## STATED TASK
Where a line in the listing contains the string "https", copy that line out.

%%

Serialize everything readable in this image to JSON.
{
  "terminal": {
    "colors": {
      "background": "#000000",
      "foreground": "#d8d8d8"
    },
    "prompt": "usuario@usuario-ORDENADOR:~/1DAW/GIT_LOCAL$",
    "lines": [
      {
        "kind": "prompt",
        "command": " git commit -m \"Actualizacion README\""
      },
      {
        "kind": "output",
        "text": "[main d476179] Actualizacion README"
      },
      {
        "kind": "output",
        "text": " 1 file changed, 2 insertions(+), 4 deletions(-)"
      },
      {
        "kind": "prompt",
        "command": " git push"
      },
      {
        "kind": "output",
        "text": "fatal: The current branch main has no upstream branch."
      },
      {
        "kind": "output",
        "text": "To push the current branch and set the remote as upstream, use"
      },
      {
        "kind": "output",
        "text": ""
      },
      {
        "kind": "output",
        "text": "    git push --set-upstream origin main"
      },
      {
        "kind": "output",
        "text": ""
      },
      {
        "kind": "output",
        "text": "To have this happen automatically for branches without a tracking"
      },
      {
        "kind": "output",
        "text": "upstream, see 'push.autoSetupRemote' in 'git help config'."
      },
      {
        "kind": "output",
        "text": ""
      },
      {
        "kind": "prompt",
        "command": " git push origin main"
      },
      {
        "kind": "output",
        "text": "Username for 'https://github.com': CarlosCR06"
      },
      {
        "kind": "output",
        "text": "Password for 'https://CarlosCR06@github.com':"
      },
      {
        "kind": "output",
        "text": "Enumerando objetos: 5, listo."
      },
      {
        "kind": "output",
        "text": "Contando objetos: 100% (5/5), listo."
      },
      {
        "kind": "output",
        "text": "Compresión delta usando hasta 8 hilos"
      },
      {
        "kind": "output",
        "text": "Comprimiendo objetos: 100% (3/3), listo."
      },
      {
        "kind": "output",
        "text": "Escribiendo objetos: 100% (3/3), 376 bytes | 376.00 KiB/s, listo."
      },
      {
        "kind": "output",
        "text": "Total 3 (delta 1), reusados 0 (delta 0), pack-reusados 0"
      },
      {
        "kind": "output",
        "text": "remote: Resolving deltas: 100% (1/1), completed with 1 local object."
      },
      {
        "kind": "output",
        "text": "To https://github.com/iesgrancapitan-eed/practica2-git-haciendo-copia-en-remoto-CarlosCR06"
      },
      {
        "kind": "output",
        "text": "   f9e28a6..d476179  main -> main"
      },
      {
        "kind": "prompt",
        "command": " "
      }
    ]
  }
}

%%

## SOLUTION FOR THIS EXERCISE
        "text": "Username for 'https://github.com': CarlosCR06"
        "text": "Password for 'https://CarlosCR06@github.com':"
        "text": "To https://github.com/iesgrancapitan-eed/practica2-git-haciendo-copia-en-remoto-CarlosCR06"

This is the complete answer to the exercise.